-- START --

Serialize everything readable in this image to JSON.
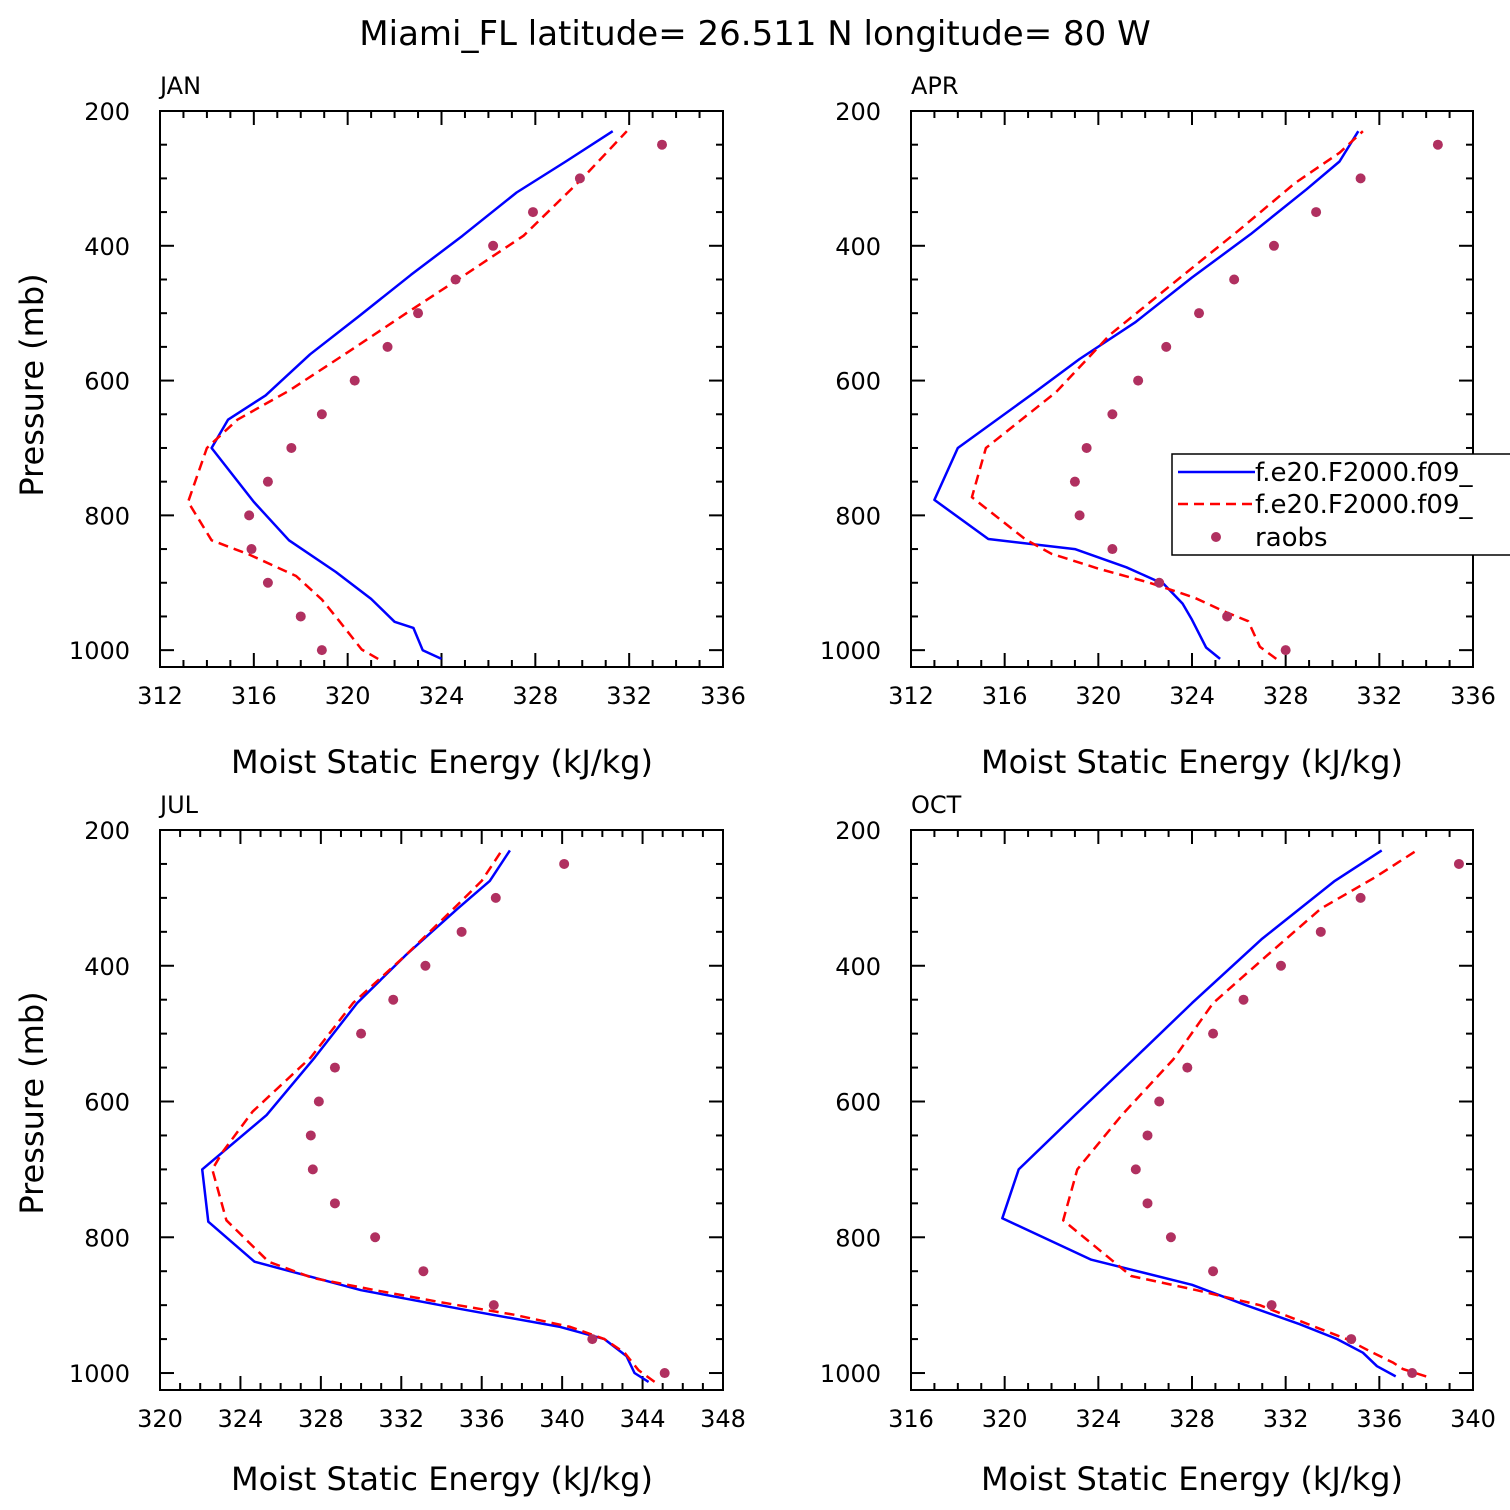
{
  "title": "Miami_FL  latitude= 26.511 N longitude= 80 W",
  "colors": {
    "series1": "#0000ff",
    "series2": "#ff0000",
    "raobs": "#b03060"
  },
  "legend": {
    "location": "right of APR panel",
    "entries": [
      "f.e20.F2000.f09_",
      "f.e20.F2000.f09_",
      "raobs"
    ]
  },
  "chart_data": [
    {
      "type": "line",
      "panel": "JAN",
      "xlabel": "Moist Static Energy (kJ/kg)",
      "ylabel": "Pressure (mb)",
      "xlim": [
        312,
        336
      ],
      "ylim": [
        1025,
        200
      ],
      "xticks": [
        312,
        316,
        320,
        324,
        328,
        332,
        336
      ],
      "yticks": [
        200,
        400,
        600,
        800,
        1000
      ],
      "grid": false,
      "series": [
        {
          "name": "f.e20.F2000.f09_",
          "style": "solid",
          "x": [
            324.0,
            323.2,
            322.8,
            322.0,
            321.0,
            319.5,
            317.5,
            316.0,
            314.2,
            314.9,
            316.5,
            318.4,
            320.5,
            322.7,
            324.9,
            327.2,
            329.3,
            331.3
          ],
          "y": [
            1013,
            1000,
            967,
            958,
            924,
            884,
            837,
            780,
            700,
            658,
            622,
            561,
            504,
            443,
            385,
            321,
            275,
            230
          ]
        },
        {
          "name": "f.e20.F2000.f09_",
          "style": "dashed",
          "x": [
            321.3,
            320.6,
            319.6,
            318.9,
            317.8,
            315.8,
            314.2,
            313.2,
            314.0,
            315.3,
            317.5,
            320.0,
            322.5,
            325.0,
            327.5,
            330.0,
            331.9
          ],
          "y": [
            1013,
            999,
            955,
            925,
            890,
            858,
            837,
            780,
            700,
            658,
            615,
            558,
            500,
            443,
            385,
            300,
            230
          ]
        },
        {
          "name": "raobs",
          "style": "dots",
          "x": [
            318.9,
            318.0,
            316.6,
            315.9,
            315.8,
            316.6,
            317.6,
            318.9,
            320.3,
            321.7,
            323.0,
            324.6,
            326.2,
            327.9,
            329.9,
            333.4
          ],
          "y": [
            1000,
            950,
            900,
            850,
            800,
            750,
            700,
            650,
            600,
            550,
            500,
            450,
            400,
            350,
            300,
            250
          ]
        }
      ]
    },
    {
      "type": "line",
      "panel": "APR",
      "xlabel": "Moist Static Energy (kJ/kg)",
      "ylabel": "",
      "xlim": [
        312,
        336
      ],
      "ylim": [
        1025,
        200
      ],
      "xticks": [
        312,
        316,
        320,
        324,
        328,
        332,
        336
      ],
      "yticks": [
        200,
        400,
        600,
        800,
        1000
      ],
      "grid": false,
      "series": [
        {
          "name": "f.e20.F2000.f09_",
          "style": "solid",
          "x": [
            325.2,
            324.6,
            324.0,
            323.6,
            322.8,
            321.2,
            319.0,
            315.3,
            313.0,
            314.0,
            317.3,
            319.2,
            321.6,
            324.0,
            326.5,
            328.9,
            330.3,
            331.1
          ],
          "y": [
            1013,
            996,
            955,
            931,
            902,
            877,
            850,
            835,
            777,
            700,
            617,
            568,
            513,
            447,
            383,
            316,
            275,
            230
          ]
        },
        {
          "name": "f.e20.F2000.f09_",
          "style": "dashed",
          "x": [
            327.6,
            326.9,
            326.4,
            325.4,
            324.1,
            322.2,
            320.0,
            318.0,
            316.9,
            314.6,
            315.2,
            318.2,
            320.5,
            323.5,
            326.0,
            328.4,
            330.3,
            331.3
          ],
          "y": [
            1013,
            995,
            957,
            943,
            922,
            900,
            879,
            857,
            836,
            773,
            700,
            617,
            532,
            447,
            377,
            307,
            262,
            230
          ]
        },
        {
          "name": "raobs",
          "style": "dots",
          "x": [
            328.0,
            325.5,
            322.6,
            320.6,
            319.2,
            319.0,
            319.5,
            320.6,
            321.7,
            322.9,
            324.3,
            325.8,
            327.5,
            329.3,
            331.2,
            334.5
          ],
          "y": [
            1000,
            950,
            900,
            850,
            800,
            750,
            700,
            650,
            600,
            550,
            500,
            450,
            400,
            350,
            300,
            250
          ]
        }
      ]
    },
    {
      "type": "line",
      "panel": "JUL",
      "xlabel": "Moist Static Energy (kJ/kg)",
      "ylabel": "Pressure (mb)",
      "xlim": [
        320,
        348
      ],
      "ylim": [
        1025,
        200
      ],
      "xticks": [
        320,
        324,
        328,
        332,
        336,
        340,
        344,
        348
      ],
      "yticks": [
        200,
        400,
        600,
        800,
        1000
      ],
      "grid": false,
      "series": [
        {
          "name": "f.e20.F2000.f09_",
          "style": "solid",
          "x": [
            344.3,
            343.6,
            343.2,
            342.1,
            339.9,
            335.0,
            330.0,
            324.7,
            322.4,
            322.1,
            325.3,
            327.7,
            329.8,
            332.2,
            334.8,
            336.4,
            337.4
          ],
          "y": [
            1013,
            1000,
            975,
            950,
            932,
            906,
            878,
            836,
            777,
            700,
            620,
            535,
            455,
            385,
            316,
            275,
            230
          ]
        },
        {
          "name": "f.e20.F2000.f09_",
          "style": "dashed",
          "x": [
            344.6,
            343.8,
            343.1,
            342.1,
            340.4,
            337.6,
            334.0,
            330.7,
            327.6,
            325.4,
            323.3,
            322.6,
            323.1,
            324.6,
            327.5,
            329.6,
            332.2,
            334.6,
            336.0,
            337.0
          ],
          "y": [
            1013,
            996,
            970,
            950,
            932,
            914,
            896,
            878,
            860,
            836,
            775,
            700,
            675,
            615,
            535,
            455,
            385,
            316,
            275,
            230
          ]
        },
        {
          "name": "raobs",
          "style": "dots",
          "x": [
            345.1,
            341.5,
            336.6,
            333.1,
            330.7,
            328.7,
            327.6,
            327.5,
            327.9,
            328.7,
            330.0,
            331.6,
            333.2,
            335.0,
            336.7,
            340.1
          ],
          "y": [
            1000,
            950,
            900,
            850,
            800,
            750,
            700,
            650,
            600,
            550,
            500,
            450,
            400,
            350,
            300,
            250
          ]
        }
      ]
    },
    {
      "type": "line",
      "panel": "OCT",
      "xlabel": "Moist Static Energy (kJ/kg)",
      "ylabel": "",
      "xlim": [
        316,
        340
      ],
      "ylim": [
        1025,
        200
      ],
      "xticks": [
        316,
        320,
        324,
        328,
        332,
        336,
        340
      ],
      "yticks": [
        200,
        400,
        600,
        800,
        1000
      ],
      "grid": false,
      "series": [
        {
          "name": "f.e20.F2000.f09_",
          "style": "solid",
          "x": [
            336.7,
            335.9,
            335.3,
            334.2,
            332.6,
            330.3,
            328.0,
            323.7,
            319.9,
            320.6,
            323.0,
            325.5,
            328.0,
            331.0,
            334.1,
            336.1
          ],
          "y": [
            1005,
            990,
            970,
            950,
            928,
            900,
            870,
            833,
            772,
            700,
            620,
            538,
            455,
            360,
            275,
            230
          ]
        },
        {
          "name": "f.e20.F2000.f09_",
          "style": "dashed",
          "x": [
            338.0,
            337.0,
            336.6,
            335.6,
            334.6,
            333.1,
            330.9,
            328.2,
            325.4,
            322.5,
            323.1,
            325.0,
            327.2,
            328.9,
            331.2,
            333.5,
            335.8,
            337.6
          ],
          "y": [
            1005,
            994,
            985,
            968,
            950,
            930,
            900,
            878,
            857,
            775,
            700,
            620,
            538,
            455,
            385,
            316,
            270,
            230
          ]
        },
        {
          "name": "raobs",
          "style": "dots",
          "x": [
            337.4,
            334.8,
            331.4,
            328.9,
            327.1,
            326.1,
            325.6,
            326.1,
            326.6,
            327.8,
            328.9,
            330.2,
            331.8,
            333.5,
            335.2,
            339.4
          ],
          "y": [
            1000,
            950,
            900,
            850,
            800,
            750,
            700,
            650,
            600,
            550,
            500,
            450,
            400,
            350,
            300,
            250
          ]
        }
      ]
    }
  ]
}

-- END --

:: Work instructions ::
Locate the word "panel" in the records above, and return each line that has it.

:: Solution for this task ::
    "location": "right of APR panel",
      "panel": "JAN",
      "panel": "APR",
      "panel": "JUL",
      "panel": "OCT",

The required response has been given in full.